● OBJECTIVE: Make a verbatim copy of the entries below; pictures stay out.

● THE RECORDS:
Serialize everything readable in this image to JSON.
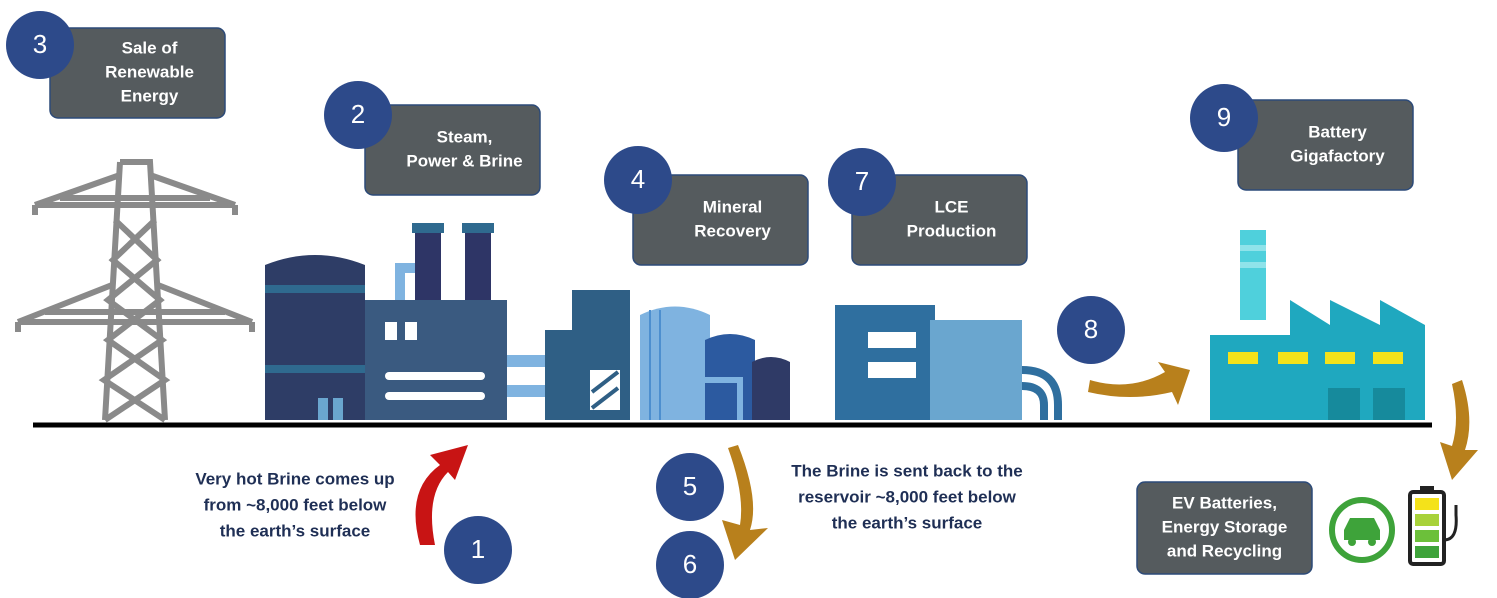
{
  "markers": [
    "3",
    "2",
    "4",
    "7",
    "9",
    "8",
    "1",
    "5",
    "6"
  ],
  "boxes": [
    {
      "lines": [
        "Sale of",
        "Renewable",
        "Energy"
      ]
    },
    {
      "lines": [
        "Steam,",
        "Power & Brine"
      ]
    },
    {
      "lines": [
        "Mineral",
        "Recovery"
      ]
    },
    {
      "lines": [
        "LCE",
        "Production"
      ]
    },
    {
      "lines": [
        "Battery",
        "Gigafactory"
      ]
    },
    {
      "lines": [
        "EV Batteries,",
        "Energy Storage",
        "and Recycling"
      ]
    }
  ],
  "notes": [
    {
      "lines": [
        "Very hot Brine comes up",
        "from ~8,000 feet below",
        "the earth’s surface"
      ]
    },
    {
      "lines": [
        "The Brine is sent back to the",
        "reservoir ~8,000 feet below",
        "the earth’s surface"
      ]
    }
  ]
}
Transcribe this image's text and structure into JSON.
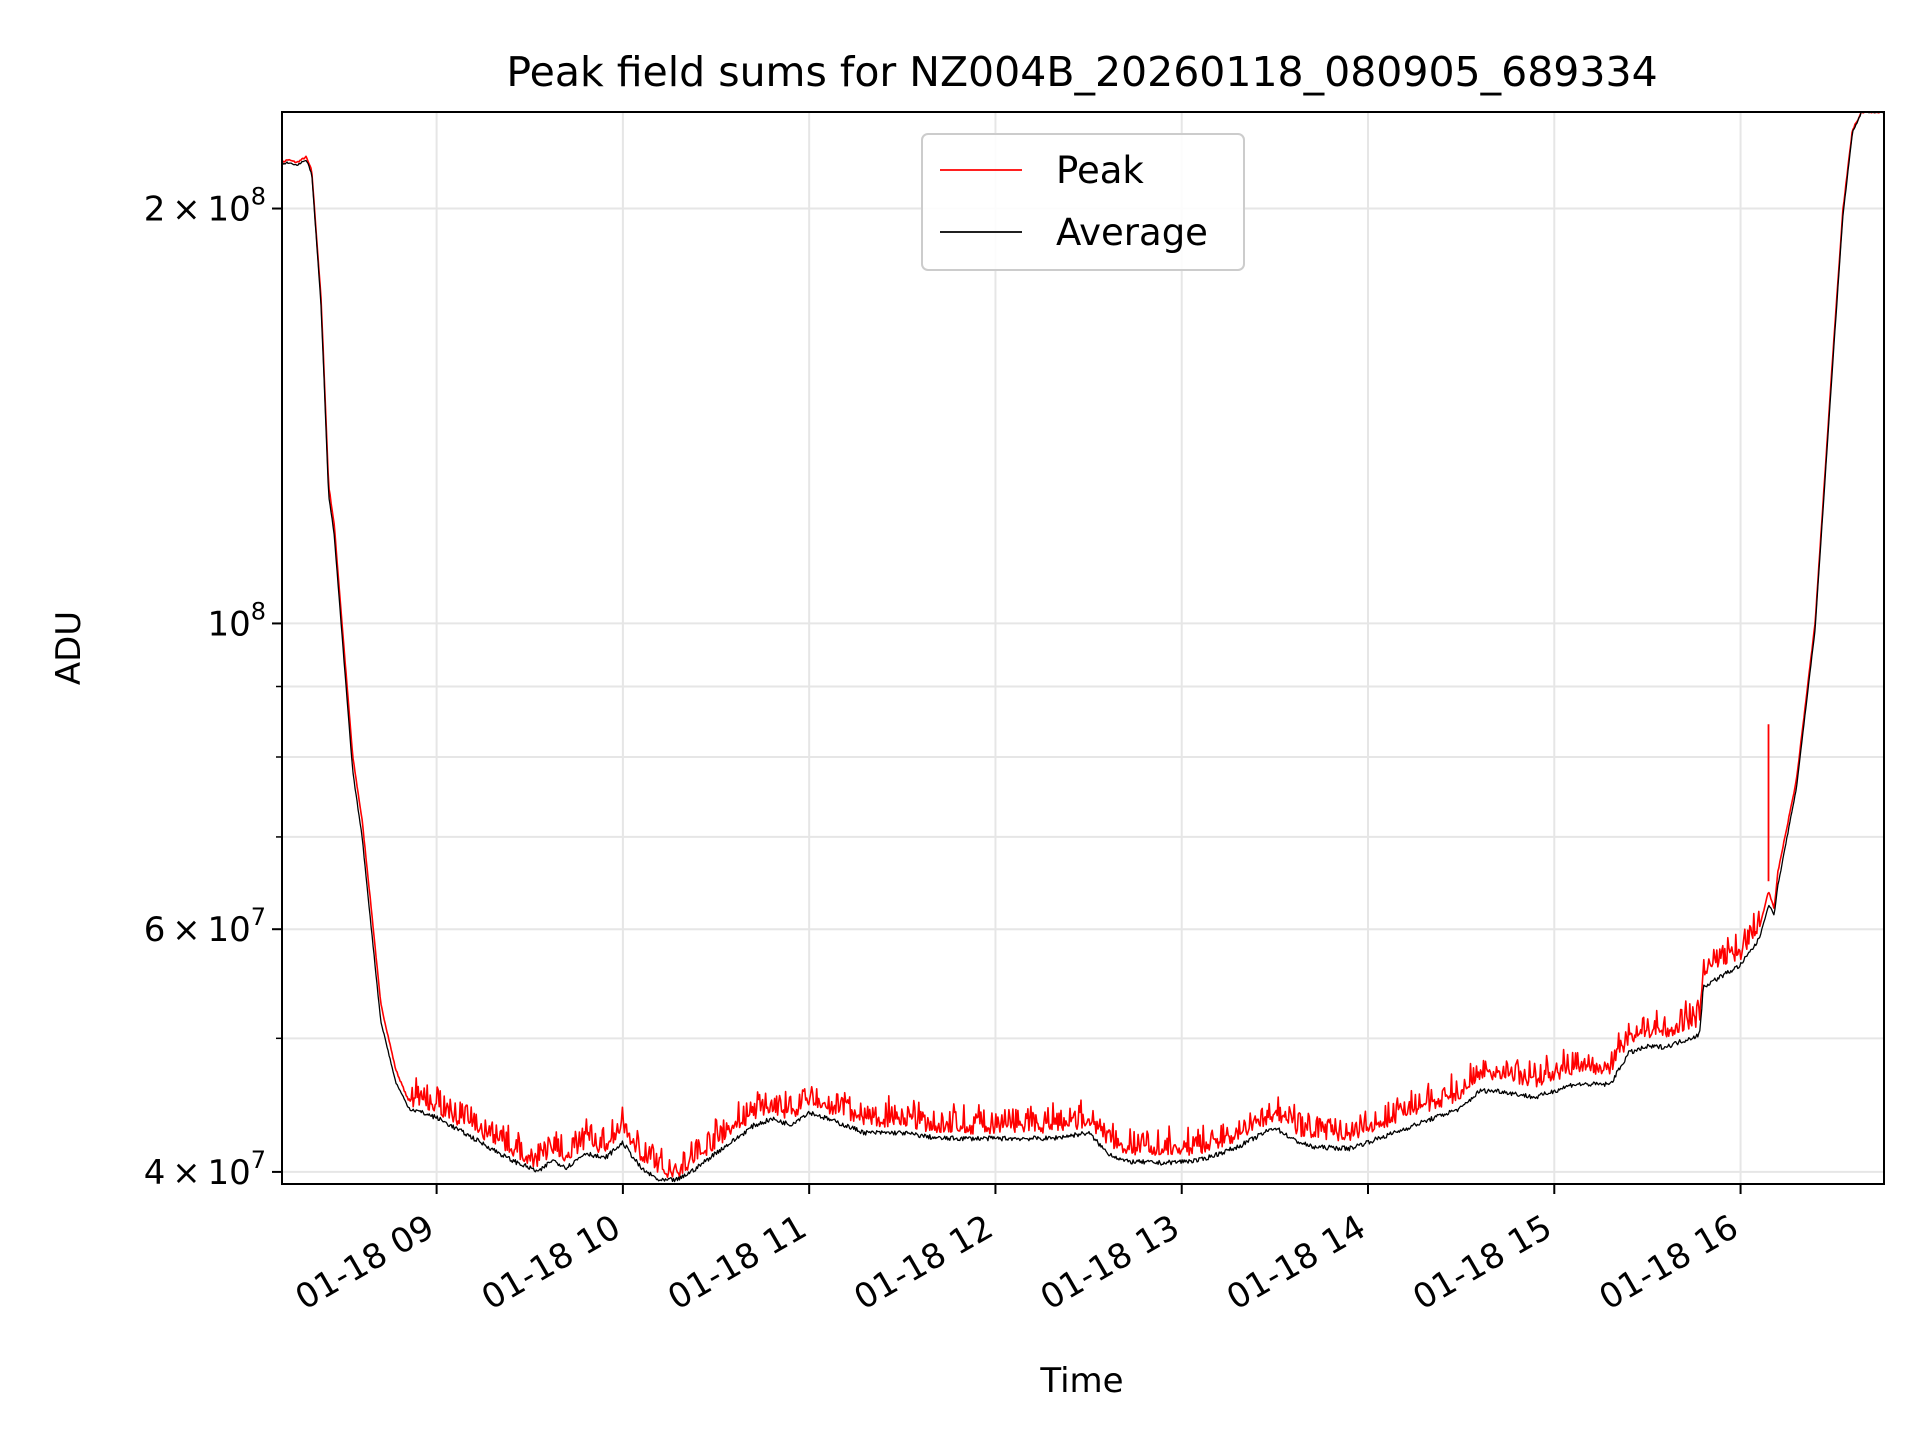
{
  "chart_data": {
    "type": "line",
    "title": "Peak field sums for NZ004B_20260118_080905_689334",
    "xlabel": "Time",
    "ylabel": "ADU",
    "yscale": "log",
    "grid": true,
    "legend_position": "upper-center",
    "x_unit": "hours since 01-18 00:00",
    "xlim": [
      8.17,
      16.77
    ],
    "ylim": [
      39200000,
      235000000
    ],
    "x_ticks": [
      {
        "value": 9,
        "label": "01-18 09"
      },
      {
        "value": 10,
        "label": "01-18 10"
      },
      {
        "value": 11,
        "label": "01-18 11"
      },
      {
        "value": 12,
        "label": "01-18 12"
      },
      {
        "value": 13,
        "label": "01-18 13"
      },
      {
        "value": 14,
        "label": "01-18 14"
      },
      {
        "value": 15,
        "label": "01-18 15"
      },
      {
        "value": 16,
        "label": "01-18 16"
      }
    ],
    "y_ticks": [
      {
        "value": 40000000,
        "mantissa": "4",
        "exponent": "7",
        "label": "4×10^7"
      },
      {
        "value": 60000000,
        "mantissa": "6",
        "exponent": "7",
        "label": "6×10^7"
      },
      {
        "value": 100000000,
        "mantissa": "",
        "exponent": "8",
        "label": "10^8"
      },
      {
        "value": 200000000,
        "mantissa": "2",
        "exponent": "8",
        "label": "2×10^8"
      }
    ],
    "y_minor_ticks": [
      50000000,
      70000000,
      80000000,
      90000000
    ],
    "series": [
      {
        "name": "Peak",
        "color": "#ff0000",
        "x": [
          8.17,
          8.2,
          8.25,
          8.3,
          8.33,
          8.38,
          8.42,
          8.45,
          8.5,
          8.55,
          8.6,
          8.65,
          8.7,
          8.78,
          8.85,
          9.0,
          9.2,
          9.4,
          9.55,
          9.62,
          9.7,
          9.8,
          9.9,
          10.0,
          10.1,
          10.2,
          10.3,
          10.4,
          10.5,
          10.6,
          10.7,
          10.8,
          10.9,
          11.0,
          11.1,
          11.2,
          11.3,
          11.5,
          11.7,
          11.9,
          12.1,
          12.3,
          12.5,
          12.6,
          12.7,
          12.9,
          13.1,
          13.3,
          13.5,
          13.6,
          13.7,
          13.9,
          14.1,
          14.3,
          14.5,
          14.6,
          14.7,
          14.9,
          15.1,
          15.3,
          15.4,
          15.5,
          15.6,
          15.78,
          15.8,
          15.9,
          16.0,
          16.1,
          16.15,
          16.18,
          16.2,
          16.3,
          16.4,
          16.5,
          16.55,
          16.6,
          16.65,
          16.77
        ],
        "y": [
          216000000,
          217000000,
          216000000,
          218000000,
          213000000,
          172000000,
          126000000,
          118000000,
          97000000,
          80000000,
          72000000,
          62000000,
          53000000,
          47500000,
          45000000,
          44500000,
          43000000,
          41500000,
          40500000,
          41500000,
          41000000,
          42000000,
          41500000,
          43000000,
          41000000,
          40000000,
          40000000,
          41000000,
          42000000,
          43000000,
          44000000,
          44500000,
          44000000,
          45000000,
          44500000,
          44000000,
          43500000,
          43500000,
          43000000,
          43000000,
          43000000,
          43000000,
          43500000,
          42000000,
          41500000,
          41500000,
          41500000,
          42500000,
          44000000,
          43000000,
          42500000,
          42500000,
          43500000,
          44500000,
          45500000,
          47000000,
          47000000,
          46500000,
          47500000,
          47500000,
          50000000,
          50500000,
          50500000,
          51500000,
          56000000,
          57000000,
          57500000,
          60000000,
          64000000,
          62000000,
          66000000,
          77000000,
          100000000,
          160000000,
          200000000,
          228000000,
          235000000,
          235000000
        ]
      },
      {
        "name": "Average",
        "color": "#000000",
        "x": [
          8.17,
          8.2,
          8.25,
          8.3,
          8.33,
          8.38,
          8.42,
          8.45,
          8.5,
          8.55,
          8.6,
          8.65,
          8.7,
          8.78,
          8.85,
          9.0,
          9.2,
          9.4,
          9.55,
          9.62,
          9.7,
          9.8,
          9.9,
          10.0,
          10.1,
          10.2,
          10.3,
          10.4,
          10.5,
          10.6,
          10.7,
          10.8,
          10.9,
          11.0,
          11.1,
          11.2,
          11.3,
          11.5,
          11.7,
          11.9,
          12.1,
          12.3,
          12.5,
          12.6,
          12.7,
          12.9,
          13.1,
          13.3,
          13.5,
          13.6,
          13.7,
          13.9,
          14.1,
          14.3,
          14.5,
          14.6,
          14.7,
          14.9,
          15.1,
          15.3,
          15.4,
          15.5,
          15.6,
          15.78,
          15.8,
          15.9,
          16.0,
          16.1,
          16.15,
          16.18,
          16.2,
          16.3,
          16.4,
          16.5,
          16.55,
          16.6,
          16.65,
          16.77
        ],
        "y": [
          215000000,
          216000000,
          215000000,
          217000000,
          212000000,
          170000000,
          124000000,
          116000000,
          95000000,
          78000000,
          70000000,
          60000000,
          51500000,
          46500000,
          44500000,
          43800000,
          42300000,
          40800000,
          40000000,
          40800000,
          40300000,
          41300000,
          40900000,
          42000000,
          40200000,
          39400000,
          39500000,
          40300000,
          41300000,
          42200000,
          43200000,
          43700000,
          43300000,
          44200000,
          43700000,
          43200000,
          42700000,
          42700000,
          42300000,
          42300000,
          42300000,
          42300000,
          42700000,
          41300000,
          40700000,
          40600000,
          40800000,
          41700000,
          43100000,
          42200000,
          41700000,
          41600000,
          42500000,
          43500000,
          44500000,
          45800000,
          45800000,
          45300000,
          46300000,
          46300000,
          48800000,
          49300000,
          49300000,
          50300000,
          54500000,
          55500000,
          56500000,
          59000000,
          62500000,
          61500000,
          64500000,
          76000000,
          99000000,
          158000000,
          198000000,
          227000000,
          235000000,
          235000000
        ]
      }
    ],
    "spikes": [
      {
        "x": 16.15,
        "y_base": 65000000,
        "y_top": 84500000,
        "series": "Peak"
      }
    ],
    "legend": [
      {
        "label": "Peak",
        "color": "#ff0000"
      },
      {
        "label": "Average",
        "color": "#000000"
      }
    ]
  }
}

● SOLUTION FOR THIS TASK:
Serialize everything readable in this image to JSON.
{
  "markers": [
    "3",
    "2",
    "4",
    "7",
    "9",
    "8",
    "1",
    "5",
    "6"
  ],
  "boxes": [
    {
      "lines": [
        "Sale of",
        "Renewable",
        "Energy"
      ]
    },
    {
      "lines": [
        "Steam,",
        "Power & Brine"
      ]
    },
    {
      "lines": [
        "Mineral",
        "Recovery"
      ]
    },
    {
      "lines": [
        "LCE",
        "Production"
      ]
    },
    {
      "lines": [
        "Battery",
        "Gigafactory"
      ]
    },
    {
      "lines": [
        "EV Batteries,",
        "Energy Storage",
        "and Recycling"
      ]
    }
  ],
  "notes": [
    {
      "lines": [
        "Very hot Brine comes up",
        "from ~8,000 feet below",
        "the earth’s surface"
      ]
    },
    {
      "lines": [
        "The Brine is sent back to the",
        "reservoir ~8,000 feet below",
        "the earth’s surface"
      ]
    }
  ]
}
Transcribe this image's text and structure into JSON.
{
  "chart_data": {
    "type": "line",
    "title": "Peak field sums for NZ004B_20260118_080905_689334",
    "xlabel": "Time",
    "ylabel": "ADU",
    "yscale": "log",
    "grid": true,
    "legend_position": "upper-center",
    "x_unit": "hours since 01-18 00:00",
    "xlim": [
      8.17,
      16.77
    ],
    "ylim": [
      39200000,
      235000000
    ],
    "x_ticks": [
      {
        "value": 9,
        "label": "01-18 09"
      },
      {
        "value": 10,
        "label": "01-18 10"
      },
      {
        "value": 11,
        "label": "01-18 11"
      },
      {
        "value": 12,
        "label": "01-18 12"
      },
      {
        "value": 13,
        "label": "01-18 13"
      },
      {
        "value": 14,
        "label": "01-18 14"
      },
      {
        "value": 15,
        "label": "01-18 15"
      },
      {
        "value": 16,
        "label": "01-18 16"
      }
    ],
    "y_ticks": [
      {
        "value": 40000000,
        "mantissa": "4",
        "exponent": "7",
        "label": "4×10^7"
      },
      {
        "value": 60000000,
        "mantissa": "6",
        "exponent": "7",
        "label": "6×10^7"
      },
      {
        "value": 100000000,
        "mantissa": "",
        "exponent": "8",
        "label": "10^8"
      },
      {
        "value": 200000000,
        "mantissa": "2",
        "exponent": "8",
        "label": "2×10^8"
      }
    ],
    "y_minor_ticks": [
      50000000,
      70000000,
      80000000,
      90000000
    ],
    "series": [
      {
        "name": "Peak",
        "color": "#ff0000",
        "x": [
          8.17,
          8.2,
          8.25,
          8.3,
          8.33,
          8.38,
          8.42,
          8.45,
          8.5,
          8.55,
          8.6,
          8.65,
          8.7,
          8.78,
          8.85,
          9.0,
          9.2,
          9.4,
          9.55,
          9.62,
          9.7,
          9.8,
          9.9,
          10.0,
          10.1,
          10.2,
          10.3,
          10.4,
          10.5,
          10.6,
          10.7,
          10.8,
          10.9,
          11.0,
          11.1,
          11.2,
          11.3,
          11.5,
          11.7,
          11.9,
          12.1,
          12.3,
          12.5,
          12.6,
          12.7,
          12.9,
          13.1,
          13.3,
          13.5,
          13.6,
          13.7,
          13.9,
          14.1,
          14.3,
          14.5,
          14.6,
          14.7,
          14.9,
          15.1,
          15.3,
          15.4,
          15.5,
          15.6,
          15.78,
          15.8,
          15.9,
          16.0,
          16.1,
          16.15,
          16.18,
          16.2,
          16.3,
          16.4,
          16.5,
          16.55,
          16.6,
          16.65,
          16.77
        ],
        "y": [
          216000000,
          217000000,
          216000000,
          218000000,
          213000000,
          172000000,
          126000000,
          118000000,
          97000000,
          80000000,
          72000000,
          62000000,
          53000000,
          47500000,
          45000000,
          44500000,
          43000000,
          41500000,
          40500000,
          41500000,
          41000000,
          42000000,
          41500000,
          43000000,
          41000000,
          40000000,
          40000000,
          41000000,
          42000000,
          43000000,
          44000000,
          44500000,
          44000000,
          45000000,
          44500000,
          44000000,
          43500000,
          43500000,
          43000000,
          43000000,
          43000000,
          43000000,
          43500000,
          42000000,
          41500000,
          41500000,
          41500000,
          42500000,
          44000000,
          43000000,
          42500000,
          42500000,
          43500000,
          44500000,
          45500000,
          47000000,
          47000000,
          46500000,
          47500000,
          47500000,
          50000000,
          50500000,
          50500000,
          51500000,
          56000000,
          57000000,
          57500000,
          60000000,
          64000000,
          62000000,
          66000000,
          77000000,
          100000000,
          160000000,
          200000000,
          228000000,
          235000000,
          235000000
        ]
      },
      {
        "name": "Average",
        "color": "#000000",
        "x": [
          8.17,
          8.2,
          8.25,
          8.3,
          8.33,
          8.38,
          8.42,
          8.45,
          8.5,
          8.55,
          8.6,
          8.65,
          8.7,
          8.78,
          8.85,
          9.0,
          9.2,
          9.4,
          9.55,
          9.62,
          9.7,
          9.8,
          9.9,
          10.0,
          10.1,
          10.2,
          10.3,
          10.4,
          10.5,
          10.6,
          10.7,
          10.8,
          10.9,
          11.0,
          11.1,
          11.2,
          11.3,
          11.5,
          11.7,
          11.9,
          12.1,
          12.3,
          12.5,
          12.6,
          12.7,
          12.9,
          13.1,
          13.3,
          13.5,
          13.6,
          13.7,
          13.9,
          14.1,
          14.3,
          14.5,
          14.6,
          14.7,
          14.9,
          15.1,
          15.3,
          15.4,
          15.5,
          15.6,
          15.78,
          15.8,
          15.9,
          16.0,
          16.1,
          16.15,
          16.18,
          16.2,
          16.3,
          16.4,
          16.5,
          16.55,
          16.6,
          16.65,
          16.77
        ],
        "y": [
          215000000,
          216000000,
          215000000,
          217000000,
          212000000,
          170000000,
          124000000,
          116000000,
          95000000,
          78000000,
          70000000,
          60000000,
          51500000,
          46500000,
          44500000,
          43800000,
          42300000,
          40800000,
          40000000,
          40800000,
          40300000,
          41300000,
          40900000,
          42000000,
          40200000,
          39400000,
          39500000,
          40300000,
          41300000,
          42200000,
          43200000,
          43700000,
          43300000,
          44200000,
          43700000,
          43200000,
          42700000,
          42700000,
          42300000,
          42300000,
          42300000,
          42300000,
          42700000,
          41300000,
          40700000,
          40600000,
          40800000,
          41700000,
          43100000,
          42200000,
          41700000,
          41600000,
          42500000,
          43500000,
          44500000,
          45800000,
          45800000,
          45300000,
          46300000,
          46300000,
          48800000,
          49300000,
          49300000,
          50300000,
          54500000,
          55500000,
          56500000,
          59000000,
          62500000,
          61500000,
          64500000,
          76000000,
          99000000,
          158000000,
          198000000,
          227000000,
          235000000,
          235000000
        ]
      }
    ],
    "spikes": [
      {
        "x": 16.15,
        "y_base": 65000000,
        "y_top": 84500000,
        "series": "Peak"
      }
    ],
    "legend": [
      {
        "label": "Peak",
        "color": "#ff0000"
      },
      {
        "label": "Average",
        "color": "#000000"
      }
    ]
  }
}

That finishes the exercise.